Task to complete:
From the records below, extract every line that contains the string "missing".
**** Extracted entries
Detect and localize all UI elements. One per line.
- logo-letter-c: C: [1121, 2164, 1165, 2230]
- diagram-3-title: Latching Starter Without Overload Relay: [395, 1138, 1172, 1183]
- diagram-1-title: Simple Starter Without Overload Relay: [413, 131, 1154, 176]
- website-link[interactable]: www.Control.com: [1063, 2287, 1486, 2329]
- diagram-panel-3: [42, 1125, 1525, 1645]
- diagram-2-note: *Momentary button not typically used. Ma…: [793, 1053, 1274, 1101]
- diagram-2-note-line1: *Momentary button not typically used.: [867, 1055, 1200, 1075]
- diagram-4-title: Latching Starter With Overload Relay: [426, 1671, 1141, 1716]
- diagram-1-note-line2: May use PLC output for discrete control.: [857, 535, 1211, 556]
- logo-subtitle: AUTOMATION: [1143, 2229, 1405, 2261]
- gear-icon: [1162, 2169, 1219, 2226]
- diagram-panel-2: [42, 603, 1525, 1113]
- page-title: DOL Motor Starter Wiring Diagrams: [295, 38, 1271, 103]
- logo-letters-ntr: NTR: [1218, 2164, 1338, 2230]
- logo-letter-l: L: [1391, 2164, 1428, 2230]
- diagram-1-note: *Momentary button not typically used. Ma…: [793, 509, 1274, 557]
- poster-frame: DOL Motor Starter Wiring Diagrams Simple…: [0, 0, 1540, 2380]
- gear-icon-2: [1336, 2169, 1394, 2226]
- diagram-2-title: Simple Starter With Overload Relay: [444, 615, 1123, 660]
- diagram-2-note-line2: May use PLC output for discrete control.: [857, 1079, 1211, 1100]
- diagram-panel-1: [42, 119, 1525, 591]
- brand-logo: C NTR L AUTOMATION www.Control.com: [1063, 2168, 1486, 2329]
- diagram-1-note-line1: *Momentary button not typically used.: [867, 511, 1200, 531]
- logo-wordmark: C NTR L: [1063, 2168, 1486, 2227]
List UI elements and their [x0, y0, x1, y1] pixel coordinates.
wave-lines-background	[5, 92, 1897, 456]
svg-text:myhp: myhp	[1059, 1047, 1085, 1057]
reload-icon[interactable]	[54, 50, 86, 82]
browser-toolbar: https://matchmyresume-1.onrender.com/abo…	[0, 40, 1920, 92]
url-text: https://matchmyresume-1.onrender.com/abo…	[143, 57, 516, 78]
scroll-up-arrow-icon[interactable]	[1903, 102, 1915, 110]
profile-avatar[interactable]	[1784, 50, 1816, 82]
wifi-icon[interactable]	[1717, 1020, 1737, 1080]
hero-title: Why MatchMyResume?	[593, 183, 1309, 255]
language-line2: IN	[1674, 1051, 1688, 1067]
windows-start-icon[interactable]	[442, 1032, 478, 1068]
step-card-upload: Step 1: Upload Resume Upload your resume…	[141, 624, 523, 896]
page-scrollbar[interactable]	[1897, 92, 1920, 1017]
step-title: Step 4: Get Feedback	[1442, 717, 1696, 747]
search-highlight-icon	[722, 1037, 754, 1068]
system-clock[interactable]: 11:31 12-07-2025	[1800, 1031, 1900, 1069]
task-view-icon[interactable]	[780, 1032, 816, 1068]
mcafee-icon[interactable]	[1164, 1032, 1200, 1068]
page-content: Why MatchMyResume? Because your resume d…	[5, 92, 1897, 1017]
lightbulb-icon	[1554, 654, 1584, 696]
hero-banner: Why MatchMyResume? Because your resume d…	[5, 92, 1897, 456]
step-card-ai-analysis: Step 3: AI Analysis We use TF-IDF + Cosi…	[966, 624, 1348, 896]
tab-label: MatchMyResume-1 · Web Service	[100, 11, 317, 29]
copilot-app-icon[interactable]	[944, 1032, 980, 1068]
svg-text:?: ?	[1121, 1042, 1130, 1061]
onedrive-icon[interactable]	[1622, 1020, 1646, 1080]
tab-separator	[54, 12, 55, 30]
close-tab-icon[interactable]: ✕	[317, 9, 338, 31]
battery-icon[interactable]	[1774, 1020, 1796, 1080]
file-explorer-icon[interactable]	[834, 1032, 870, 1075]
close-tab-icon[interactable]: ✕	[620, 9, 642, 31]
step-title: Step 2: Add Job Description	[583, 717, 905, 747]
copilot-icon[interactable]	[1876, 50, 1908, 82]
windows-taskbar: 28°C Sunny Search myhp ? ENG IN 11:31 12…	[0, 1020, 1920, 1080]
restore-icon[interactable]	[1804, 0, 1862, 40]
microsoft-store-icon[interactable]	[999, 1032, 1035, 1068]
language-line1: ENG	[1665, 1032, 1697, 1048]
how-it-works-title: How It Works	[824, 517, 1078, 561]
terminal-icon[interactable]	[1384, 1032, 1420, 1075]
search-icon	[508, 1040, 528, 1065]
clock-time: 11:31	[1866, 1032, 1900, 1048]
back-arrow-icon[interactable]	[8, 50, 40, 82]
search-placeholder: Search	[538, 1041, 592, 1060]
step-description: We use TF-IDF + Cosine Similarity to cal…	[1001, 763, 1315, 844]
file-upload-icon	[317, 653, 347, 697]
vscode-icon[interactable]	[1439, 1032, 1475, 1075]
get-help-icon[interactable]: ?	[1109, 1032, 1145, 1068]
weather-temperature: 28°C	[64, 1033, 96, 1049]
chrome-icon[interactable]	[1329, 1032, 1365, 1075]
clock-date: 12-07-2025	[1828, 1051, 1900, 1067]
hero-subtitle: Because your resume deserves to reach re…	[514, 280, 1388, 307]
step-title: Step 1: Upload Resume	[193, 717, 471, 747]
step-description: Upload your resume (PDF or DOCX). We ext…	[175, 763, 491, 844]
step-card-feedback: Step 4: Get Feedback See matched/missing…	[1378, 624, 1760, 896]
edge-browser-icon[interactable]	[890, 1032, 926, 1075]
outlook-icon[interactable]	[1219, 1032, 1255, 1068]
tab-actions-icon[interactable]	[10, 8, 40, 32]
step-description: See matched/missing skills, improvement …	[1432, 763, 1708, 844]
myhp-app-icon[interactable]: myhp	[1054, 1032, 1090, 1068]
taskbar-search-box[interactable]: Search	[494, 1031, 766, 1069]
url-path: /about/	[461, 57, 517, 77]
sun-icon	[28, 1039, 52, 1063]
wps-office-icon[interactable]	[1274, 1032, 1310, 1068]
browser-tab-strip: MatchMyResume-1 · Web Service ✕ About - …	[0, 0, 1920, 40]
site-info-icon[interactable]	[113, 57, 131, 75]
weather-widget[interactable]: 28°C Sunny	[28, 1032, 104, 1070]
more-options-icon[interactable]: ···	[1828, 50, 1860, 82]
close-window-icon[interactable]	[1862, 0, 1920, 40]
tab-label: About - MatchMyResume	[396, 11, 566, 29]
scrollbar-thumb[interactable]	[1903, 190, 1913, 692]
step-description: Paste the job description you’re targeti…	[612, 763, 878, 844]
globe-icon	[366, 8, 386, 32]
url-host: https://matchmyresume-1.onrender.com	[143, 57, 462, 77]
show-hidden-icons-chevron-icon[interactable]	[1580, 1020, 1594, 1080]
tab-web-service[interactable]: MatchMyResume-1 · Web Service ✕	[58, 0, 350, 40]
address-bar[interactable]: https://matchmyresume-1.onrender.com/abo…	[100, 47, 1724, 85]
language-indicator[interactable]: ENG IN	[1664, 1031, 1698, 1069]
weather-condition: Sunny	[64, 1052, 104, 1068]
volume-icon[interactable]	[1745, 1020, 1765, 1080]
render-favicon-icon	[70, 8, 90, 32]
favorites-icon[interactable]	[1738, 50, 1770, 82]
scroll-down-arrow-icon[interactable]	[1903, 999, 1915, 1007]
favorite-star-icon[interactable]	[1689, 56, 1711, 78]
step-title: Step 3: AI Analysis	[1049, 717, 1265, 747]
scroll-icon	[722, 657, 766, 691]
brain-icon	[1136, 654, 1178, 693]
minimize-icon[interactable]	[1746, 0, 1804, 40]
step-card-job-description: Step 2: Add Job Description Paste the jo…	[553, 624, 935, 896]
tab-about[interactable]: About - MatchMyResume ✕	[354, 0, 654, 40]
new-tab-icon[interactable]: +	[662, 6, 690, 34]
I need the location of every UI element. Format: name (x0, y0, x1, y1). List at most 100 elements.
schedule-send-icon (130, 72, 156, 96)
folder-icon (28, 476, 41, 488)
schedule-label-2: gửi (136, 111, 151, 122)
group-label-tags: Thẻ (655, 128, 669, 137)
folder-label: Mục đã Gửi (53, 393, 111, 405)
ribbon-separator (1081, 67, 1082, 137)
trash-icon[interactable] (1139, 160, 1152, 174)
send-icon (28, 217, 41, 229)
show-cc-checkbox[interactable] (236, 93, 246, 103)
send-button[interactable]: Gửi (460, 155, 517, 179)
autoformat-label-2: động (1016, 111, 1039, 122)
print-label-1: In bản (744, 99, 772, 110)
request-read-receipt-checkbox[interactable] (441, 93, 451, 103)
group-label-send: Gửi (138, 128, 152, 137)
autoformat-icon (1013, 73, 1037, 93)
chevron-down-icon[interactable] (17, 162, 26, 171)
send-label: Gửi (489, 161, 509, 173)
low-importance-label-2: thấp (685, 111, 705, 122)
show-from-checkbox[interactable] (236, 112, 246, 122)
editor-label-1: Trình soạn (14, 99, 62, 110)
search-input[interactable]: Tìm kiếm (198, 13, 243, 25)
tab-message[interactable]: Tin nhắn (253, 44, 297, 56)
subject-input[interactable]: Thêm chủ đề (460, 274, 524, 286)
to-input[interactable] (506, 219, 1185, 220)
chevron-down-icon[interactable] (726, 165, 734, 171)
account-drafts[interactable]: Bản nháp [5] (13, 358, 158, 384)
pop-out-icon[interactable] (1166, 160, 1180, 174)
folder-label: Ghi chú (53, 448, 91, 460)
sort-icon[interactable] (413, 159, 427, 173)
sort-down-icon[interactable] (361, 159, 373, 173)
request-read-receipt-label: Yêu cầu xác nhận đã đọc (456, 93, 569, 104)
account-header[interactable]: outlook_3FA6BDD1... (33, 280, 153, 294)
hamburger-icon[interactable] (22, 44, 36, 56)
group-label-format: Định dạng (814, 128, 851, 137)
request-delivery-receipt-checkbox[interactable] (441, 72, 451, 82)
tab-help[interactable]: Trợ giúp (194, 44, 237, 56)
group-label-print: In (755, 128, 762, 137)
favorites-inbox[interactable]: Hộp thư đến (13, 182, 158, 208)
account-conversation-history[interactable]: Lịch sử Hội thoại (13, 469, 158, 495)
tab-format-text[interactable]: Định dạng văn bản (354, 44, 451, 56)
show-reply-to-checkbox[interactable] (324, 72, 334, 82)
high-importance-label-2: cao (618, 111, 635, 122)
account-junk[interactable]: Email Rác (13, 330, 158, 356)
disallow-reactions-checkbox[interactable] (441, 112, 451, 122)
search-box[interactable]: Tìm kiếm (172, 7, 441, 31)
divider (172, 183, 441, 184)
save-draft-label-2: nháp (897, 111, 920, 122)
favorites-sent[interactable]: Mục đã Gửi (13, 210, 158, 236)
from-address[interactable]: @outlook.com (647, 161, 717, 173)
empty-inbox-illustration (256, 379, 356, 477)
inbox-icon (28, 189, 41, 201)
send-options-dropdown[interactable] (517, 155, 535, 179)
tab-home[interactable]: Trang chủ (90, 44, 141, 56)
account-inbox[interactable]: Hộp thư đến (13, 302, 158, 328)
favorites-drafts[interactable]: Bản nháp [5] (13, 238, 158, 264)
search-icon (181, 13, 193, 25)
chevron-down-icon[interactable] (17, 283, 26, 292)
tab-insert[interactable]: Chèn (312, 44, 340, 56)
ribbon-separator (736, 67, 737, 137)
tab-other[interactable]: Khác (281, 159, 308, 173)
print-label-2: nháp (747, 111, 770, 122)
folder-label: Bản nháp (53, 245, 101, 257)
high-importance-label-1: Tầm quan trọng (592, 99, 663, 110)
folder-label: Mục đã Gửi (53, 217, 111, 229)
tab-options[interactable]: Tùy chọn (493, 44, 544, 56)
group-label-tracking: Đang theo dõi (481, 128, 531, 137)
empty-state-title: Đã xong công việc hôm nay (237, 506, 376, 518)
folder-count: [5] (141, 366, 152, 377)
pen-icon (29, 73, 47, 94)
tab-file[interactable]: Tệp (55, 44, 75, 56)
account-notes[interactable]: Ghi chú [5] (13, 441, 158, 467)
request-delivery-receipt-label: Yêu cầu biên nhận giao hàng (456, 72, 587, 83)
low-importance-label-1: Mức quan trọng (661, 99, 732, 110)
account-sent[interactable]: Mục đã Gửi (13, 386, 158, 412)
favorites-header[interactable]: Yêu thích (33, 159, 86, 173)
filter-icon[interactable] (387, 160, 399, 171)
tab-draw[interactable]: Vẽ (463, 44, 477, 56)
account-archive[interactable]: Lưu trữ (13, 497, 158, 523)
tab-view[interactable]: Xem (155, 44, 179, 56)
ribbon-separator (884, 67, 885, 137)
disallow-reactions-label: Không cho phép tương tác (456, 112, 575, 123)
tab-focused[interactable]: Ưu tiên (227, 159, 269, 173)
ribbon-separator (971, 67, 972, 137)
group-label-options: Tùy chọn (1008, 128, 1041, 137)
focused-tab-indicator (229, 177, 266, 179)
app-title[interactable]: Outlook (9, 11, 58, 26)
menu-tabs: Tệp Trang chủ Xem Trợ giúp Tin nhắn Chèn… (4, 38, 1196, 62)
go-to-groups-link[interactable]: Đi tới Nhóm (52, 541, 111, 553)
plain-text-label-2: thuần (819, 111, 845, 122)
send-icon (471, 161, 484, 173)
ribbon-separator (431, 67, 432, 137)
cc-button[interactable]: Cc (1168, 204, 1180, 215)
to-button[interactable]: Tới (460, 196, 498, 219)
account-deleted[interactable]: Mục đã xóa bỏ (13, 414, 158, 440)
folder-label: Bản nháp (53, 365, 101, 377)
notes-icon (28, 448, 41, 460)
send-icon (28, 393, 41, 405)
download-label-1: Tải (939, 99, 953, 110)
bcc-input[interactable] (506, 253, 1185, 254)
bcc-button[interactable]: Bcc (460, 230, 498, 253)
********
Exercise solution:
step-card-feedback: Step 4: Get Feedback See matched/missing…	[1378, 624, 1760, 896]
step-description: See matched/missing skills, improvement …	[1432, 763, 1708, 844]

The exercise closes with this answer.